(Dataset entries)
━━━━━━━━━━━━━━━━━━━━

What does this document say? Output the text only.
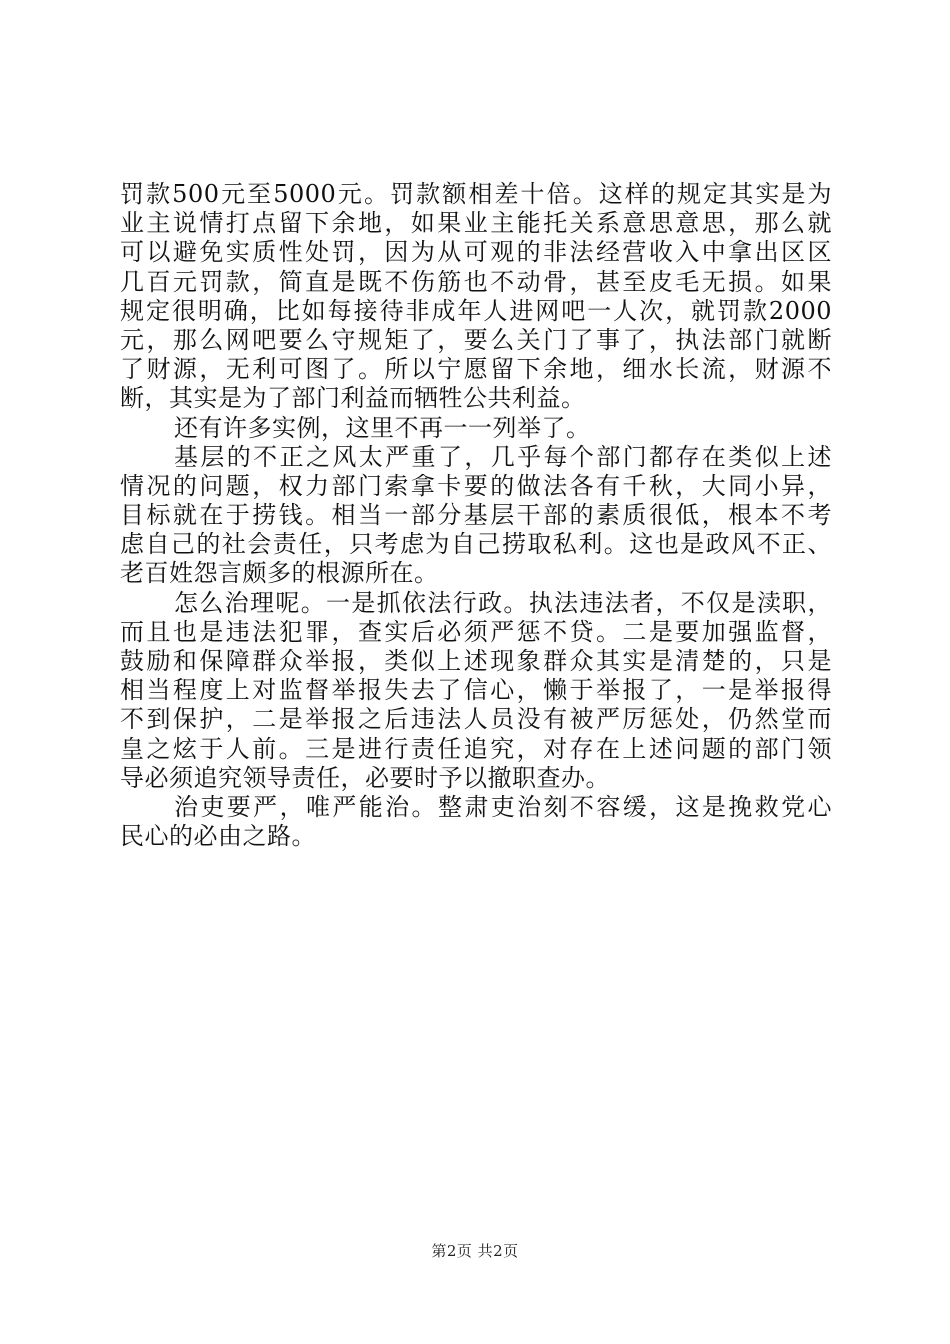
罚款500元至5000元。罚款额相差十倍。这样的规定其实是为
业主说情打点留下余地，如果业主能托关系意思意思，那么就
可以避免实质性处罚，因为从可观的非法经营收入中拿出区区
几百元罚款，简直是既不伤筋也不动骨，甚至皮毛无损。如果
规定很明确，比如每接待非成年人进网吧一人次，就罚款2000
元，那么网吧要么守规矩了，要么关门了事了，执法部门就断
了财源，无利可图了。所以宁愿留下余地，细水长流，财源不
断，其实是为了部门利益而牺牲公共利益。
还有许多实例，这里不再一一列举了。
基层的不正之风太严重了，几乎每个部门都存在类似上述
情况的问题，权力部门索拿卡要的做法各有千秋，大同小异，
目标就在于捞钱。相当一部分基层干部的素质很低，根本不考
虑自己的社会责任，只考虑为自己捞取私利。这也是政风不正、
老百姓怨言颇多的根源所在。
怎么治理呢。一是抓依法行政。执法违法者，不仅是渎职，
而且也是违法犯罪，查实后必须严惩不贷。二是要加强监督，
鼓励和保障群众举报，类似上述现象群众其实是清楚的，只是
相当程度上对监督举报失去了信心，懒于举报了，一是举报得
不到保护，二是举报之后违法人员没有被严厉惩处，仍然堂而
皇之炫于人前。三是进行责任追究，对存在上述问题的部门领
导必须追究领导责任，必要时予以撤职查办。
治吏要严，唯严能治。整肃吏治刻不容缓，这是挽救党心
民心的必由之路。
第2页 共2页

━━━━━━━━━━━━━━━━━━━━

DIRECTION: Return the full material word for word. Do not include the pictures.

RESULT:
What does this document say? Output the text only.
罚款500元至5000元。罚款额相差十倍。这样的规定其实是为
业主说情打点留下余地，如果业主能托关系意思意思，那么就
可以避免实质性处罚，因为从可观的非法经营收入中拿出区区
几百元罚款，简直是既不伤筋也不动骨，甚至皮毛无损。如果
规定很明确，比如每接待非成年人进网吧一人次，就罚款2000
元，那么网吧要么守规矩了，要么关门了事了，执法部门就断
了财源，无利可图了。所以宁愿留下余地，细水长流，财源不
断，其实是为了部门利益而牺牲公共利益。
还有许多实例，这里不再一一列举了。
基层的不正之风太严重了，几乎每个部门都存在类似上述
情况的问题，权力部门索拿卡要的做法各有千秋，大同小异，
目标就在于捞钱。相当一部分基层干部的素质很低，根本不考
虑自己的社会责任，只考虑为自己捞取私利。这也是政风不正、
老百姓怨言颇多的根源所在。
怎么治理呢。一是抓依法行政。执法违法者，不仅是渎职，
而且也是违法犯罪，查实后必须严惩不贷。二是要加强监督，
鼓励和保障群众举报，类似上述现象群众其实是清楚的，只是
相当程度上对监督举报失去了信心，懒于举报了，一是举报得
不到保护，二是举报之后违法人员没有被严厉惩处，仍然堂而
皇之炫于人前。三是进行责任追究，对存在上述问题的部门领
导必须追究领导责任，必要时予以撤职查办。
治吏要严，唯严能治。整肃吏治刻不容缓，这是挽救党心
民心的必由之路。
第2页 共2页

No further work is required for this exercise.